**What this task involves**
Return, word for word, every line that follows.

**Input material**
>>>

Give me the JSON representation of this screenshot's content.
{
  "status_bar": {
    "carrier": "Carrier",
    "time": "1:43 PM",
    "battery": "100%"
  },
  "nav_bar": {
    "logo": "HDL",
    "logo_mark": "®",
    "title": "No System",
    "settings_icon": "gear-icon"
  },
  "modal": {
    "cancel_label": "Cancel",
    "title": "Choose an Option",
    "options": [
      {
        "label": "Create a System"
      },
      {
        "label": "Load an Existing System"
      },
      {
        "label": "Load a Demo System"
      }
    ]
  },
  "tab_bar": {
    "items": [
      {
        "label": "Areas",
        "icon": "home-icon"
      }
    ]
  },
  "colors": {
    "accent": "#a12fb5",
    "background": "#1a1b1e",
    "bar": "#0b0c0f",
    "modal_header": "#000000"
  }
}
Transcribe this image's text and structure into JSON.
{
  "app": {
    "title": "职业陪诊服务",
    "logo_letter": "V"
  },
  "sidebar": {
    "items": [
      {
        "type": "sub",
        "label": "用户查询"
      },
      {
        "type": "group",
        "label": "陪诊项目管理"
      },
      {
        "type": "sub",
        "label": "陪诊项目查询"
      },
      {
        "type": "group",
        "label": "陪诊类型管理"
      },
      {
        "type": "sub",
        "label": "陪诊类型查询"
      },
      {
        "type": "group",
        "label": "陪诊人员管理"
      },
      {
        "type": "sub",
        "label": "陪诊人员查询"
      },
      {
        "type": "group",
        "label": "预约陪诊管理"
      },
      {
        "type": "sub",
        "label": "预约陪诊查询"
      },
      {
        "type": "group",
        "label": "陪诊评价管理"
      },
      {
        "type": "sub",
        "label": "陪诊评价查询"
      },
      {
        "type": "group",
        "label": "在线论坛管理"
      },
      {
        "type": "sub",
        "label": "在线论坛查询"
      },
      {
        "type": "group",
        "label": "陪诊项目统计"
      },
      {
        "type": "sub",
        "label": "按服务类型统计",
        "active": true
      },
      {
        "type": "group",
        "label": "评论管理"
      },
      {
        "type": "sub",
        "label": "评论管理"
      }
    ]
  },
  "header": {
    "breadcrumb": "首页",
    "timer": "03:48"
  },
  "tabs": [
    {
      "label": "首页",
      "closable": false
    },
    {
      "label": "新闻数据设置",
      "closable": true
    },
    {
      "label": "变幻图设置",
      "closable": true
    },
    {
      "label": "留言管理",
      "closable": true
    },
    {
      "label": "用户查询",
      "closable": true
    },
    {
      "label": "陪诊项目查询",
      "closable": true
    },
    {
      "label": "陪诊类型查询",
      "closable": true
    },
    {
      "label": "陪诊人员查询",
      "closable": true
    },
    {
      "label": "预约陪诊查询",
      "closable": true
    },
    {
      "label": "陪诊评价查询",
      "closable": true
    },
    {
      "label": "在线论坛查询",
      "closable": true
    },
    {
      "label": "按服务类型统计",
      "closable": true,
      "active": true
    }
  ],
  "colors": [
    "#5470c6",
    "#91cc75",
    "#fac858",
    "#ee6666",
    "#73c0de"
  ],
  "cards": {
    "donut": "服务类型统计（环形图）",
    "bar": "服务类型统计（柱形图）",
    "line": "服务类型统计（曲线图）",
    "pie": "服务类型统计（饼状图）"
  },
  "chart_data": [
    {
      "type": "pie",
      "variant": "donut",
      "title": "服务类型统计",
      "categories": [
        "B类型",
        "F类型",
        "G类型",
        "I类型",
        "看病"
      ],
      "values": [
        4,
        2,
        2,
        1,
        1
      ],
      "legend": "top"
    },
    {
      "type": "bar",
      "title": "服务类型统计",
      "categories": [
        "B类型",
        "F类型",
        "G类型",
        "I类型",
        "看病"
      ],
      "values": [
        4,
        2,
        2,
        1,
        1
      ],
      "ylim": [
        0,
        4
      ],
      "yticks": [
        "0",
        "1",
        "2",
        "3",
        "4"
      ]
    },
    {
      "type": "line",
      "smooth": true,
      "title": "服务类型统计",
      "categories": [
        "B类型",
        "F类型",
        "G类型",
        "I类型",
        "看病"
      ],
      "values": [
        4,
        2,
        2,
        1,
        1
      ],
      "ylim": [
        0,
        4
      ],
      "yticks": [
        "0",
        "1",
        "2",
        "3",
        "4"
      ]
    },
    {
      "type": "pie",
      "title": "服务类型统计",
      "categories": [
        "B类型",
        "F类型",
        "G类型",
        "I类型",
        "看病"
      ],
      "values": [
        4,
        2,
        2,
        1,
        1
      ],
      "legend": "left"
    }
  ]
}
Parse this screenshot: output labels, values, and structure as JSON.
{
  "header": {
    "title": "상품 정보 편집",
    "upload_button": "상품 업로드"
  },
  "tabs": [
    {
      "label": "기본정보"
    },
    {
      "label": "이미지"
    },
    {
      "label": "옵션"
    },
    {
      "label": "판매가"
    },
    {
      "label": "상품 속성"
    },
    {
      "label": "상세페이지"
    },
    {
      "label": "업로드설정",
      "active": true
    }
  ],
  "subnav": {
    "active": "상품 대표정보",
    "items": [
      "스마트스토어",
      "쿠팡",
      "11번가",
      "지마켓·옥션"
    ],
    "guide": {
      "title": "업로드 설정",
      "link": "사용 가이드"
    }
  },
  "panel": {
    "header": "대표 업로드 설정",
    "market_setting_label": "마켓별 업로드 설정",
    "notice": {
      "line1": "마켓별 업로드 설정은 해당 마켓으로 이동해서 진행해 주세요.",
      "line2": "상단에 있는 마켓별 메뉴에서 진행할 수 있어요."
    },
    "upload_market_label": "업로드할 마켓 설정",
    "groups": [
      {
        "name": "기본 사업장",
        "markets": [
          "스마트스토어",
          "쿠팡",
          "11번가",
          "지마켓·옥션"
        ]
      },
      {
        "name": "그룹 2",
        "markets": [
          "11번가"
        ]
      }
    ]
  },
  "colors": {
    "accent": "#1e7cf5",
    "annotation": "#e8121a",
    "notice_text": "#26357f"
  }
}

<<<

**Completed task**
Give me the JSON representation of this screenshot's content.
{
  "status_bar": {
    "carrier": "Carrier",
    "time": "1:43 PM",
    "battery": "100%"
  },
  "nav_bar": {
    "logo": "HDL",
    "logo_mark": "®",
    "title": "No System",
    "settings_icon": "gear-icon"
  },
  "modal": {
    "cancel_label": "Cancel",
    "title": "Choose an Option",
    "options": [
      {
        "label": "Create a System"
      },
      {
        "label": "Load an Existing System"
      },
      {
        "label": "Load a Demo System"
      }
    ]
  },
  "tab_bar": {
    "items": [
      {
        "label": "Areas",
        "icon": "home-icon"
      }
    ]
  },
  "colors": {
    "accent": "#a12fb5",
    "background": "#1a1b1e",
    "bar": "#0b0c0f",
    "modal_header": "#000000"
  }
}
Transcribe this image's text and structure into JSON.
{
  "app": {
    "title": "职业陪诊服务",
    "logo_letter": "V"
  },
  "sidebar": {
    "items": [
      {
        "type": "sub",
        "label": "用户查询"
      },
      {
        "type": "group",
        "label": "陪诊项目管理"
      },
      {
        "type": "sub",
        "label": "陪诊项目查询"
      },
      {
        "type": "group",
        "label": "陪诊类型管理"
      },
      {
        "type": "sub",
        "label": "陪诊类型查询"
      },
      {
        "type": "group",
        "label": "陪诊人员管理"
      },
      {
        "type": "sub",
        "label": "陪诊人员查询"
      },
      {
        "type": "group",
        "label": "预约陪诊管理"
      },
      {
        "type": "sub",
        "label": "预约陪诊查询"
      },
      {
        "type": "group",
        "label": "陪诊评价管理"
      },
      {
        "type": "sub",
        "label": "陪诊评价查询"
      },
      {
        "type": "group",
        "label": "在线论坛管理"
      },
      {
        "type": "sub",
        "label": "在线论坛查询"
      },
      {
        "type": "group",
        "label": "陪诊项目统计"
      },
      {
        "type": "sub",
        "label": "按服务类型统计",
        "active": true
      },
      {
        "type": "group",
        "label": "评论管理"
      },
      {
        "type": "sub",
        "label": "评论管理"
      }
    ]
  },
  "header": {
    "breadcrumb": "首页",
    "timer": "03:48"
  },
  "tabs": [
    {
      "label": "首页",
      "closable": false
    },
    {
      "label": "新闻数据设置",
      "closable": true
    },
    {
      "label": "变幻图设置",
      "closable": true
    },
    {
      "label": "留言管理",
      "closable": true
    },
    {
      "label": "用户查询",
      "closable": true
    },
    {
      "label": "陪诊项目查询",
      "closable": true
    },
    {
      "label": "陪诊类型查询",
      "closable": true
    },
    {
      "label": "陪诊人员查询",
      "closable": true
    },
    {
      "label": "预约陪诊查询",
      "closable": true
    },
    {
      "label": "陪诊评价查询",
      "closable": true
    },
    {
      "label": "在线论坛查询",
      "closable": true
    },
    {
      "label": "按服务类型统计",
      "closable": true,
      "active": true
    }
  ],
  "colors": [
    "#5470c6",
    "#91cc75",
    "#fac858",
    "#ee6666",
    "#73c0de"
  ],
  "cards": {
    "donut": "服务类型统计（环形图）",
    "bar": "服务类型统计（柱形图）",
    "line": "服务类型统计（曲线图）",
    "pie": "服务类型统计（饼状图）"
  },
  "chart_data": [
    {
      "type": "pie",
      "variant": "donut",
      "title": "服务类型统计",
      "categories": [
        "B类型",
        "F类型",
        "G类型",
        "I类型",
        "看病"
      ],
      "values": [
        4,
        2,
        2,
        1,
        1
      ],
      "legend": "top"
    },
    {
      "type": "bar",
      "title": "服务类型统计",
      "categories": [
        "B类型",
        "F类型",
        "G类型",
        "I类型",
        "看病"
      ],
      "values": [
        4,
        2,
        2,
        1,
        1
      ],
      "ylim": [
        0,
        4
      ],
      "yticks": [
        "0",
        "1",
        "2",
        "3",
        "4"
      ]
    },
    {
      "type": "line",
      "smooth": true,
      "title": "服务类型统计",
      "categories": [
        "B类型",
        "F类型",
        "G类型",
        "I类型",
        "看病"
      ],
      "values": [
        4,
        2,
        2,
        1,
        1
      ],
      "ylim": [
        0,
        4
      ],
      "yticks": [
        "0",
        "1",
        "2",
        "3",
        "4"
      ]
    },
    {
      "type": "pie",
      "title": "服务类型统计",
      "categories": [
        "B类型",
        "F类型",
        "G类型",
        "I类型",
        "看病"
      ],
      "values": [
        4,
        2,
        2,
        1,
        1
      ],
      "legend": "left"
    }
  ]
}
Parse this screenshot: output labels, values, and structure as JSON.
{
  "header": {
    "title": "상품 정보 편집",
    "upload_button": "상품 업로드"
  },
  "tabs": [
    {
      "label": "기본정보"
    },
    {
      "label": "이미지"
    },
    {
      "label": "옵션"
    },
    {
      "label": "판매가"
    },
    {
      "label": "상품 속성"
    },
    {
      "label": "상세페이지"
    },
    {
      "label": "업로드설정",
      "active": true
    }
  ],
  "subnav": {
    "active": "상품 대표정보",
    "items": [
      "스마트스토어",
      "쿠팡",
      "11번가",
      "지마켓·옥션"
    ],
    "guide": {
      "title": "업로드 설정",
      "link": "사용 가이드"
    }
  },
  "panel": {
    "header": "대표 업로드 설정",
    "market_setting_label": "마켓별 업로드 설정",
    "notice": {
      "line1": "마켓별 업로드 설정은 해당 마켓으로 이동해서 진행해 주세요.",
      "line2": "상단에 있는 마켓별 메뉴에서 진행할 수 있어요."
    },
    "upload_market_label": "업로드할 마켓 설정",
    "groups": [
      {
        "name": "기본 사업장",
        "markets": [
          "스마트스토어",
          "쿠팡",
          "11번가",
          "지마켓·옥션"
        ]
      },
      {
        "name": "그룹 2",
        "markets": [
          "11번가"
        ]
      }
    ]
  },
  "colors": {
    "accent": "#1e7cf5",
    "annotation": "#e8121a",
    "notice_text": "#26357f"
  }
}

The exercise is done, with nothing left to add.